───── Data excerpts ─────

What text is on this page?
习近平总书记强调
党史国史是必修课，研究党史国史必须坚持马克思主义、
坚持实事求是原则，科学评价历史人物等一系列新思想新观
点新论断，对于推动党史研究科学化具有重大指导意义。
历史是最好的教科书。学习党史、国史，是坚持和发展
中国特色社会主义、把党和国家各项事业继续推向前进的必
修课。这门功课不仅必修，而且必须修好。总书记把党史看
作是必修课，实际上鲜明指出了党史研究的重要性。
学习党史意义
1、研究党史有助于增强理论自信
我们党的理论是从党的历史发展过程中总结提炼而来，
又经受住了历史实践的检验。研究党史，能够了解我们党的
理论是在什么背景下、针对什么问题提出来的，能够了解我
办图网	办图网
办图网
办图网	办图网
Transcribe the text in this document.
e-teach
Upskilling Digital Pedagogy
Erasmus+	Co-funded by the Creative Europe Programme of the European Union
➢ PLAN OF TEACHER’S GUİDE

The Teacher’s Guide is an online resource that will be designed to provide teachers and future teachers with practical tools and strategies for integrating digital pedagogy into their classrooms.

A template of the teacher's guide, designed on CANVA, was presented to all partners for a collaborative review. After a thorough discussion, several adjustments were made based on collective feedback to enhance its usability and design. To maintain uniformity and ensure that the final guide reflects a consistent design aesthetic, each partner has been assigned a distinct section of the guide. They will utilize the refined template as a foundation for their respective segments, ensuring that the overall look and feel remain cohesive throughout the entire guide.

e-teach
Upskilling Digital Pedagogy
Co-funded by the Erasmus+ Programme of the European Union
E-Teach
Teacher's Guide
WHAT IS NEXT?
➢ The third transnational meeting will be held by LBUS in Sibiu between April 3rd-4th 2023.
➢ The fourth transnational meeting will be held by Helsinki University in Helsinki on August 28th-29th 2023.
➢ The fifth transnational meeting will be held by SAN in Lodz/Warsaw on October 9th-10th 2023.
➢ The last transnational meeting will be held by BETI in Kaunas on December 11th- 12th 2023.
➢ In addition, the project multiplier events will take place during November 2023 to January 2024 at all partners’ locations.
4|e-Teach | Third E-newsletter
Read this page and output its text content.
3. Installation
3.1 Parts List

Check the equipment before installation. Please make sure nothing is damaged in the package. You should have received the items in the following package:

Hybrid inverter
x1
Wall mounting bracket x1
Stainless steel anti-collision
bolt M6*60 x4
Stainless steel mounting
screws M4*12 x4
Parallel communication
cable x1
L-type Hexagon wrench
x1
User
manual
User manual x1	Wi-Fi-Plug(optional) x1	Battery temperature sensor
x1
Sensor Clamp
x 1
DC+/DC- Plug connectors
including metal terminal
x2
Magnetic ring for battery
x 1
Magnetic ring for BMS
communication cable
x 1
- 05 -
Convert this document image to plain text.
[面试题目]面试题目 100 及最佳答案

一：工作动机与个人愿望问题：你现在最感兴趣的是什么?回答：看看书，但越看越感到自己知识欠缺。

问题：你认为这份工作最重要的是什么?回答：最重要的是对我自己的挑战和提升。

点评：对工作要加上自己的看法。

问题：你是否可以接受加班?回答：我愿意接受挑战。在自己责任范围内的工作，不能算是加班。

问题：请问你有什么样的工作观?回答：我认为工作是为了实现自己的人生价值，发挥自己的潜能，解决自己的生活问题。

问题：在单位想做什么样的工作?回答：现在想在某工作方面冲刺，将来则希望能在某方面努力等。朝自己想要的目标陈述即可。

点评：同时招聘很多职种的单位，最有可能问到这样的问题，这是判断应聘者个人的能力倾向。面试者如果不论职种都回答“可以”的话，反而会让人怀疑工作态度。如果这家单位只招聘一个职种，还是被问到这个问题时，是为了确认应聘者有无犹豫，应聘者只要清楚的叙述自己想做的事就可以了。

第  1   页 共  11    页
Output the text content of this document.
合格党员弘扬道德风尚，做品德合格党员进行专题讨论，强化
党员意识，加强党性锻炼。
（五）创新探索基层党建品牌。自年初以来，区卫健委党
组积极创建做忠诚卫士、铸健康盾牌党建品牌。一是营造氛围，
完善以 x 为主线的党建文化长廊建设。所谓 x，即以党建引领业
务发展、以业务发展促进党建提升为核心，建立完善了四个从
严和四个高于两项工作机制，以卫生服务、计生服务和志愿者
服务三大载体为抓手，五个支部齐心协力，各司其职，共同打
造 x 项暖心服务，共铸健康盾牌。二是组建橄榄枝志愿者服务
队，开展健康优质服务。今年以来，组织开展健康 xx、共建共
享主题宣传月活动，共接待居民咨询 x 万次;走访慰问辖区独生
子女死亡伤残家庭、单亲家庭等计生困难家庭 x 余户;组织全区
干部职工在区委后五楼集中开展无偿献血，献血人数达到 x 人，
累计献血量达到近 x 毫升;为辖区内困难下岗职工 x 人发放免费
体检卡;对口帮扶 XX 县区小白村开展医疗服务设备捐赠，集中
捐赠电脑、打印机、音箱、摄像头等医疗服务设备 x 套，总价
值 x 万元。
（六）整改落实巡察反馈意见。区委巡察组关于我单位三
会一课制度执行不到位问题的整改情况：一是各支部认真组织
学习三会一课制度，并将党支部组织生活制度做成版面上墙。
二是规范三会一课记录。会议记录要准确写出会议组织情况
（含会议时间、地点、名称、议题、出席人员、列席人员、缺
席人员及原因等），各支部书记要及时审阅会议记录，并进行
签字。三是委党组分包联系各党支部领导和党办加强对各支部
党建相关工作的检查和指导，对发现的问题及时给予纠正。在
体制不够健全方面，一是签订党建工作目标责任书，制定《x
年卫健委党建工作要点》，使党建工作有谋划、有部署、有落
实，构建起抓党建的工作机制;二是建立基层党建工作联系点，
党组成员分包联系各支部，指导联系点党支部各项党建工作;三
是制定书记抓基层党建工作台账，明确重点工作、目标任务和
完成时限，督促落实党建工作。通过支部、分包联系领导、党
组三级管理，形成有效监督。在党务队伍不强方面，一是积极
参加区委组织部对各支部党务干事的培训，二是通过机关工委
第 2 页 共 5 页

─────

Can you reproduce all the material exactly?

**Exercise result**
What text is on this page?
习近平总书记强调
党史国史是必修课，研究党史国史必须坚持马克思主义、
坚持实事求是原则，科学评价历史人物等一系列新思想新观
点新论断，对于推动党史研究科学化具有重大指导意义。
历史是最好的教科书。学习党史、国史，是坚持和发展
中国特色社会主义、把党和国家各项事业继续推向前进的必
修课。这门功课不仅必修，而且必须修好。总书记把党史看
作是必修课，实际上鲜明指出了党史研究的重要性。
学习党史意义
1、研究党史有助于增强理论自信
我们党的理论是从党的历史发展过程中总结提炼而来，
又经受住了历史实践的检验。研究党史，能够了解我们党的
理论是在什么背景下、针对什么问题提出来的，能够了解我
办图网	办图网
办图网
办图网	办图网
Transcribe the text in this document.
e-teach
Upskilling Digital Pedagogy
Erasmus+	Co-funded by the Creative Europe Programme of the European Union
➢ PLAN OF TEACHER’S GUİDE

The Teacher’s Guide is an online resource that will be designed to provide teachers and future teachers with practical tools and strategies for integrating digital pedagogy into their classrooms.

A template of the teacher's guide, designed on CANVA, was presented to all partners for a collaborative review. After a thorough discussion, several adjustments were made based on collective feedback to enhance its usability and design. To maintain uniformity and ensure that the final guide reflects a consistent design aesthetic, each partner has been assigned a distinct section of the guide. They will utilize the refined template as a foundation for their respective segments, ensuring that the overall look and feel remain cohesive throughout the entire guide.

e-teach
Upskilling Digital Pedagogy
Co-funded by the Erasmus+ Programme of the European Union
E-Teach
Teacher's Guide
WHAT IS NEXT?
➢ The third transnational meeting will be held by LBUS in Sibiu between April 3rd-4th 2023.
➢ The fourth transnational meeting will be held by Helsinki University in Helsinki on August 28th-29th 2023.
➢ The fifth transnational meeting will be held by SAN in Lodz/Warsaw on October 9th-10th 2023.
➢ The last transnational meeting will be held by BETI in Kaunas on December 11th- 12th 2023.
➢ In addition, the project multiplier events will take place during November 2023 to January 2024 at all partners’ locations.
4|e-Teach | Third E-newsletter
Read this page and output its text content.
3. Installation
3.1 Parts List

Check the equipment before installation. Please make sure nothing is damaged in the package. You should have received the items in the following package:

Hybrid inverter
x1
Wall mounting bracket x1
Stainless steel anti-collision
bolt M6*60 x4
Stainless steel mounting
screws M4*12 x4
Parallel communication
cable x1
L-type Hexagon wrench
x1
User
manual
User manual x1	Wi-Fi-Plug(optional) x1	Battery temperature sensor
x1
Sensor Clamp
x 1
DC+/DC- Plug connectors
including metal terminal
x2
Magnetic ring for battery
x 1
Magnetic ring for BMS
communication cable
x 1
- 05 -
Convert this document image to plain text.
[面试题目]面试题目 100 及最佳答案

一：工作动机与个人愿望问题：你现在最感兴趣的是什么?回答：看看书，但越看越感到自己知识欠缺。

问题：你认为这份工作最重要的是什么?回答：最重要的是对我自己的挑战和提升。

点评：对工作要加上自己的看法。

问题：你是否可以接受加班?回答：我愿意接受挑战。在自己责任范围内的工作，不能算是加班。

问题：请问你有什么样的工作观?回答：我认为工作是为了实现自己的人生价值，发挥自己的潜能，解决自己的生活问题。

问题：在单位想做什么样的工作?回答：现在想在某工作方面冲刺，将来则希望能在某方面努力等。朝自己想要的目标陈述即可。

点评：同时招聘很多职种的单位，最有可能问到这样的问题，这是判断应聘者个人的能力倾向。面试者如果不论职种都回答“可以”的话，反而会让人怀疑工作态度。如果这家单位只招聘一个职种，还是被问到这个问题时，是为了确认应聘者有无犹豫，应聘者只要清楚的叙述自己想做的事就可以了。

第  1   页 共  11    页
Output the text content of this document.
合格党员弘扬道德风尚，做品德合格党员进行专题讨论，强化
党员意识，加强党性锻炼。
（五）创新探索基层党建品牌。自年初以来，区卫健委党
组积极创建做忠诚卫士、铸健康盾牌党建品牌。一是营造氛围，
完善以 x 为主线的党建文化长廊建设。所谓 x，即以党建引领业
务发展、以业务发展促进党建提升为核心，建立完善了四个从
严和四个高于两项工作机制，以卫生服务、计生服务和志愿者
服务三大载体为抓手，五个支部齐心协力，各司其职，共同打
造 x 项暖心服务，共铸健康盾牌。二是组建橄榄枝志愿者服务
队，开展健康优质服务。今年以来，组织开展健康 xx、共建共
享主题宣传月活动，共接待居民咨询 x 万次;走访慰问辖区独生
子女死亡伤残家庭、单亲家庭等计生困难家庭 x 余户;组织全区
干部职工在区委后五楼集中开展无偿献血，献血人数达到 x 人，
累计献血量达到近 x 毫升;为辖区内困难下岗职工 x 人发放免费
体检卡;对口帮扶 XX 县区小白村开展医疗服务设备捐赠，集中
捐赠电脑、打印机、音箱、摄像头等医疗服务设备 x 套，总价
值 x 万元。
（六）整改落实巡察反馈意见。区委巡察组关于我单位三
会一课制度执行不到位问题的整改情况：一是各支部认真组织
学习三会一课制度，并将党支部组织生活制度做成版面上墙。
二是规范三会一课记录。会议记录要准确写出会议组织情况
（含会议时间、地点、名称、议题、出席人员、列席人员、缺
席人员及原因等），各支部书记要及时审阅会议记录，并进行
签字。三是委党组分包联系各党支部领导和党办加强对各支部
党建相关工作的检查和指导，对发现的问题及时给予纠正。在
体制不够健全方面，一是签订党建工作目标责任书，制定《x
年卫健委党建工作要点》，使党建工作有谋划、有部署、有落
实，构建起抓党建的工作机制;二是建立基层党建工作联系点，
党组成员分包联系各支部，指导联系点党支部各项党建工作;三
是制定书记抓基层党建工作台账，明确重点工作、目标任务和
完成时限，督促落实党建工作。通过支部、分包联系领导、党
组三级管理，形成有效监督。在党务队伍不强方面，一是积极
参加区委组织部对各支部党务干事的培训，二是通过机关工委
第 2 页 共 5 页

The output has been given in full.